**SET EXERCISE**: Reproduce each line exactly. Skip none.

**RECORDS FOR THE TASK**:
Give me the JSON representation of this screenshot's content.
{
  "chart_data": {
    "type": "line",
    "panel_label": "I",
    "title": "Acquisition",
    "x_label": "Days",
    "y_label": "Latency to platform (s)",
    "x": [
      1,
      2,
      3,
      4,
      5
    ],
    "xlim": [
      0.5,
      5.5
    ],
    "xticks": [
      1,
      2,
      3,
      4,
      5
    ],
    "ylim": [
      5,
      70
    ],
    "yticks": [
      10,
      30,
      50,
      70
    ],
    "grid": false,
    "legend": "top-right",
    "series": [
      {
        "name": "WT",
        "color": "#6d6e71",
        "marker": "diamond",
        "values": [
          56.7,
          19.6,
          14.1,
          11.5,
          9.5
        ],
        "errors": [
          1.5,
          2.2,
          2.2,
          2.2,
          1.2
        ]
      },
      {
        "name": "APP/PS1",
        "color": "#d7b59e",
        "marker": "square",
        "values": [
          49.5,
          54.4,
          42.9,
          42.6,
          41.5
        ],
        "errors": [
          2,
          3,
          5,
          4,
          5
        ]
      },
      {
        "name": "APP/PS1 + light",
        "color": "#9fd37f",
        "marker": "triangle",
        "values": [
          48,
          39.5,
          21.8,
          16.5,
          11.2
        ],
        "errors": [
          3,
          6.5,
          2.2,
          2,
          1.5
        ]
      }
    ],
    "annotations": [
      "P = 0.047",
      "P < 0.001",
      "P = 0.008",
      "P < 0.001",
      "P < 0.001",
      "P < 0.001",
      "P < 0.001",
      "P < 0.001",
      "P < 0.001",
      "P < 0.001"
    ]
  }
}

**WRITTEN RESPONSE**:
Give me the JSON representation of this screenshot's content.
{
  "chart_data": {
    "type": "line",
    "panel_label": "I",
    "title": "Acquisition",
    "x_label": "Days",
    "y_label": "Latency to platform (s)",
    "x": [
      1,
      2,
      3,
      4,
      5
    ],
    "xlim": [
      0.5,
      5.5
    ],
    "xticks": [
      1,
      2,
      3,
      4,
      5
    ],
    "ylim": [
      5,
      70
    ],
    "yticks": [
      10,
      30,
      50,
      70
    ],
    "grid": false,
    "legend": "top-right",
    "series": [
      {
        "name": "WT",
        "color": "#6d6e71",
        "marker": "diamond",
        "values": [
          56.7,
          19.6,
          14.1,
          11.5,
          9.5
        ],
        "errors": [
          1.5,
          2.2,
          2.2,
          2.2,
          1.2
        ]
      },
      {
        "name": "APP/PS1",
        "color": "#d7b59e",
        "marker": "square",
        "values": [
          49.5,
          54.4,
          42.9,
          42.6,
          41.5
        ],
        "errors": [
          2,
          3,
          5,
          4,
          5
        ]
      },
      {
        "name": "APP/PS1 + light",
        "color": "#9fd37f",
        "marker": "triangle",
        "values": [
          48,
          39.5,
          21.8,
          16.5,
          11.2
        ],
        "errors": [
          3,
          6.5,
          2.2,
          2,
          1.5
        ]
      }
    ],
    "annotations": [
      "P = 0.047",
      "P < 0.001",
      "P = 0.008",
      "P < 0.001",
      "P < 0.001",
      "P < 0.001",
      "P < 0.001",
      "P < 0.001",
      "P < 0.001",
      "P < 0.001"
    ]
  }
}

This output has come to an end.